- **What you should do**: Identify the lines in the data below that contain "values" and give only how many there are.

- **Given data**:
——————————

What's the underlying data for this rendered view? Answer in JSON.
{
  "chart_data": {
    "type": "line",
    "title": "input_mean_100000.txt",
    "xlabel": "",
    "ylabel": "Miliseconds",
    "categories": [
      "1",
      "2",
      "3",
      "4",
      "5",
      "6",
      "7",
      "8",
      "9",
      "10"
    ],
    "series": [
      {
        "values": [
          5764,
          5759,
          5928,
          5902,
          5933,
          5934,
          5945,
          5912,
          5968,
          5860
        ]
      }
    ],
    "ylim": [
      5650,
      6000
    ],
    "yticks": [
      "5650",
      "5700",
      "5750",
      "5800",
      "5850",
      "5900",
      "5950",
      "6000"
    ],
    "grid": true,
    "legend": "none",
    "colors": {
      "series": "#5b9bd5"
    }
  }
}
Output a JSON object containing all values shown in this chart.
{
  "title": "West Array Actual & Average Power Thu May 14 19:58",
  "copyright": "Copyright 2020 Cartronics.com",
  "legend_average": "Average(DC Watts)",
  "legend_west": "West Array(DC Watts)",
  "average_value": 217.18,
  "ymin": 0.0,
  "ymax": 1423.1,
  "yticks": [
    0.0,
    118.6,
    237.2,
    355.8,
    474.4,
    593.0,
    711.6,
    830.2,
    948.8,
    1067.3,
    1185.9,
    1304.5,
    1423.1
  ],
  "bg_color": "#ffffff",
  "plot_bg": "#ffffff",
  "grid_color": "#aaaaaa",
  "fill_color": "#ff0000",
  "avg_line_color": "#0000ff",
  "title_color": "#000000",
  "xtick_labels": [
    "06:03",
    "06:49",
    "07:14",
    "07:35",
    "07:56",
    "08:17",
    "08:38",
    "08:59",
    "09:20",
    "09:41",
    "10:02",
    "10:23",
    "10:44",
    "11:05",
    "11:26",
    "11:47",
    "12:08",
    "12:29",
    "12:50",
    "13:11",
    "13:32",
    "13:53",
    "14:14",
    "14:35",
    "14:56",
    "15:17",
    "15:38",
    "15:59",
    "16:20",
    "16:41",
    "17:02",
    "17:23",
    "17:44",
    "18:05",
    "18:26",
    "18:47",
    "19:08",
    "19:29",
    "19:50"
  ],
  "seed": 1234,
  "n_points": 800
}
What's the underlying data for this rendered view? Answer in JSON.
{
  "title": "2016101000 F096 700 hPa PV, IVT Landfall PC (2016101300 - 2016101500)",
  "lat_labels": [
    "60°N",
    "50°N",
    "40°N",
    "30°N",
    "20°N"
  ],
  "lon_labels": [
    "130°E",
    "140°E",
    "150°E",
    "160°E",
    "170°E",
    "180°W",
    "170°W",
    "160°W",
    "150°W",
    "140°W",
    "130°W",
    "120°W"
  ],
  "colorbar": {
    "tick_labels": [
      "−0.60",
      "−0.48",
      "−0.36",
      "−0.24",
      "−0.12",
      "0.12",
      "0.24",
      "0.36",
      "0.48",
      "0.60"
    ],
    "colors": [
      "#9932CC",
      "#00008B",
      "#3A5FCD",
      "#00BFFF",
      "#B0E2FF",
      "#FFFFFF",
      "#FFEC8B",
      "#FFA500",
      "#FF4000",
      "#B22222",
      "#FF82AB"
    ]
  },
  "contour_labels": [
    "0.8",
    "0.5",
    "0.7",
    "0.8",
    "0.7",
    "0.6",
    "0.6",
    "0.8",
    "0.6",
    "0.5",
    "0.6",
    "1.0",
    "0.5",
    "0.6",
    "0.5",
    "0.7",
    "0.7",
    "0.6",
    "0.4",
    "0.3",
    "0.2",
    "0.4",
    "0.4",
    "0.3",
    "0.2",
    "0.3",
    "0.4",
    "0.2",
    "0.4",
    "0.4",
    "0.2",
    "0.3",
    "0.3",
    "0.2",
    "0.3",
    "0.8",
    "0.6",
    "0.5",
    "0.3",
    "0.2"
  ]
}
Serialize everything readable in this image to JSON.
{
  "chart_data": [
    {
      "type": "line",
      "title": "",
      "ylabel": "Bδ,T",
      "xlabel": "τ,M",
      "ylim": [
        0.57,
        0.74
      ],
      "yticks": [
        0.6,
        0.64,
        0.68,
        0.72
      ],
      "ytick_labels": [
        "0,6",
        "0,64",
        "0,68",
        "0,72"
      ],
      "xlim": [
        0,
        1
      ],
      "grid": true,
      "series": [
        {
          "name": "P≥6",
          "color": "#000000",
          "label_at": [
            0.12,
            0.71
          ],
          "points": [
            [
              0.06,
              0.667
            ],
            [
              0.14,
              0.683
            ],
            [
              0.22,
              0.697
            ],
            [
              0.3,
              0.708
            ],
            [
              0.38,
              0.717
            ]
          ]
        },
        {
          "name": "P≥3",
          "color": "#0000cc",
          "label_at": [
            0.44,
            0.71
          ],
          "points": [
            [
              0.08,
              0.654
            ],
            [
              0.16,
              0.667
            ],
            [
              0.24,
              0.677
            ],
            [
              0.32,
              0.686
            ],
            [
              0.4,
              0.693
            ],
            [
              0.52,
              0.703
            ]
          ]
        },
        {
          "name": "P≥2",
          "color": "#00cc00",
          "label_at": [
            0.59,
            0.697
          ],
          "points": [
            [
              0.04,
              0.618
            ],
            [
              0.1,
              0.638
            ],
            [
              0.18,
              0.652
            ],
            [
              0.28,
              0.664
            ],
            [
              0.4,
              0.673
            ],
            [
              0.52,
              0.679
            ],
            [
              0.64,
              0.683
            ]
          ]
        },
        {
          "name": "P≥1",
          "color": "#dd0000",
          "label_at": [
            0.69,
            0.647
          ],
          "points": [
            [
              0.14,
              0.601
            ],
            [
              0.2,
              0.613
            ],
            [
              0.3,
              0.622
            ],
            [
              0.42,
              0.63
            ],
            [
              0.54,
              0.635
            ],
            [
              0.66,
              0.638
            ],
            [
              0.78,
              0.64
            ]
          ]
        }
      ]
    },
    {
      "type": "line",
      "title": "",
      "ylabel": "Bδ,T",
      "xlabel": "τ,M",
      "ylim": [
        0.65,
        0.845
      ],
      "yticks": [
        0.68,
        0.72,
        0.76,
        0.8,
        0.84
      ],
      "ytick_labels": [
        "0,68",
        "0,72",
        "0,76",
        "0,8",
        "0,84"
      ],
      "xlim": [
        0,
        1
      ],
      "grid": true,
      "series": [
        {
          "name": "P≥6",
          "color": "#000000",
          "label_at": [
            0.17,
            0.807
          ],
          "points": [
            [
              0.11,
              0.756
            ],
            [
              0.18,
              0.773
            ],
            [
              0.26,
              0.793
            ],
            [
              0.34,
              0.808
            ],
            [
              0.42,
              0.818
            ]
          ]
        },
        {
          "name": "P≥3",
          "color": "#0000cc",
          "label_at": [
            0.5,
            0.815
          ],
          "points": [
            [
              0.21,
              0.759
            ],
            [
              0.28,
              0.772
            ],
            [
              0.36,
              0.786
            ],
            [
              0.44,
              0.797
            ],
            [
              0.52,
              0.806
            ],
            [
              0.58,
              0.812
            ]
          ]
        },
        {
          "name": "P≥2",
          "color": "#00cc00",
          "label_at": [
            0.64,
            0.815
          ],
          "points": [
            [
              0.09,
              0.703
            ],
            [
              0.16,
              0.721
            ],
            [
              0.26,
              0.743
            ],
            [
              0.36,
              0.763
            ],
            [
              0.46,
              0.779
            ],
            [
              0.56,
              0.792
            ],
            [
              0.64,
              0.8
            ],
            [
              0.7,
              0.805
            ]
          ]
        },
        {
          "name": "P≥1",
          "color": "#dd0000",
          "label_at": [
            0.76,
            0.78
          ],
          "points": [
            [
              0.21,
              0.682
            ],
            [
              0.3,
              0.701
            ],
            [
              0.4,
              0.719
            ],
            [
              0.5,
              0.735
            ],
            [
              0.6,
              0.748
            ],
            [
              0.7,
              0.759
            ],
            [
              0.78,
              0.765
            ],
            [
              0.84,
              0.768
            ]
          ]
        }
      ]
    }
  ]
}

——————————

- **Result**: 2